Requirements:
Lines that include the word "events" are the ones to copy.

+++

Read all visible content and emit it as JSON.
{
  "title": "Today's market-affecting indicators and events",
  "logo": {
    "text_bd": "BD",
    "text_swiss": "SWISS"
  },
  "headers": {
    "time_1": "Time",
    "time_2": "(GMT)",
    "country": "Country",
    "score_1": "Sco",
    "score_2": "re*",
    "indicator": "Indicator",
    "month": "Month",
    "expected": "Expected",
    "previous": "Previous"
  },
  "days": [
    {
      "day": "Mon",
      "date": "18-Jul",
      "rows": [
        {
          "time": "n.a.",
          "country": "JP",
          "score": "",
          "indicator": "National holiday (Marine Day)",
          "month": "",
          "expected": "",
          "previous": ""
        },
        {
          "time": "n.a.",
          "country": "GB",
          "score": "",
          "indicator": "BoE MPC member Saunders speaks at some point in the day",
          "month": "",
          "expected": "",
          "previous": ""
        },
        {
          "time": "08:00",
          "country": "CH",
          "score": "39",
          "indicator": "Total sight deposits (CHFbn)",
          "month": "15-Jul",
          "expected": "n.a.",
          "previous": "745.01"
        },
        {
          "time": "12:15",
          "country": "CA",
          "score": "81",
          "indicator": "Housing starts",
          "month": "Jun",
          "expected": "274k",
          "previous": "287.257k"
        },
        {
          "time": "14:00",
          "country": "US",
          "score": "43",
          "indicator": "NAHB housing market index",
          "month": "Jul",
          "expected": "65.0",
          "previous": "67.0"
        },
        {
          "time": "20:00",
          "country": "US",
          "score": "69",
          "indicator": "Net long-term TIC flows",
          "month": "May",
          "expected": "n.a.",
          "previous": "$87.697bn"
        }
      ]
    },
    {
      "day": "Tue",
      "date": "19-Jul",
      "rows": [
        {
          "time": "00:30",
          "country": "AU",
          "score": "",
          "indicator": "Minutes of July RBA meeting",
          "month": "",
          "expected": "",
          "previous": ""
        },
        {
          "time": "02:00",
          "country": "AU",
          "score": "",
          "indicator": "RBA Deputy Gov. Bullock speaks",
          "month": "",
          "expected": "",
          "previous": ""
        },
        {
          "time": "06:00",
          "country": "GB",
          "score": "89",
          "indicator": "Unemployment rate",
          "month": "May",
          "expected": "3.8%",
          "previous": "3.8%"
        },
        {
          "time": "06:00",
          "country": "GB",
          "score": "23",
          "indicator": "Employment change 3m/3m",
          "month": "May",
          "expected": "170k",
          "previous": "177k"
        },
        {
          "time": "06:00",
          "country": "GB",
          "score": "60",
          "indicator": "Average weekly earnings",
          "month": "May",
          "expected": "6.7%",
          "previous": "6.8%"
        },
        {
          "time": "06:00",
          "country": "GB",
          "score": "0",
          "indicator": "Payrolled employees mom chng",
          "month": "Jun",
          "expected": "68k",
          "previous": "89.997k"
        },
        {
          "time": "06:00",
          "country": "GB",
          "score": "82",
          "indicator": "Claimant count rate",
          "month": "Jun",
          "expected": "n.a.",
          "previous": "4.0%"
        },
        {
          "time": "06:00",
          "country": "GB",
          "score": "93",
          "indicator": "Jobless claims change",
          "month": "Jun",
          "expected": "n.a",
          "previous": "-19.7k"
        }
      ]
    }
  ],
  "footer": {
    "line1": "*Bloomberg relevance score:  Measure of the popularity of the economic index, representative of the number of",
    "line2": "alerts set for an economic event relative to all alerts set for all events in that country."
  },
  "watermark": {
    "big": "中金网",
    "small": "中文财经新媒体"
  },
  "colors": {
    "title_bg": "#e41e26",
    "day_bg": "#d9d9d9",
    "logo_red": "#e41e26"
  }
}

+++

Answer to this task:
  "title": "Today's market-affecting indicators and events",
    "line2": "alerts set for an economic event relative to all alerts set for all events in that country."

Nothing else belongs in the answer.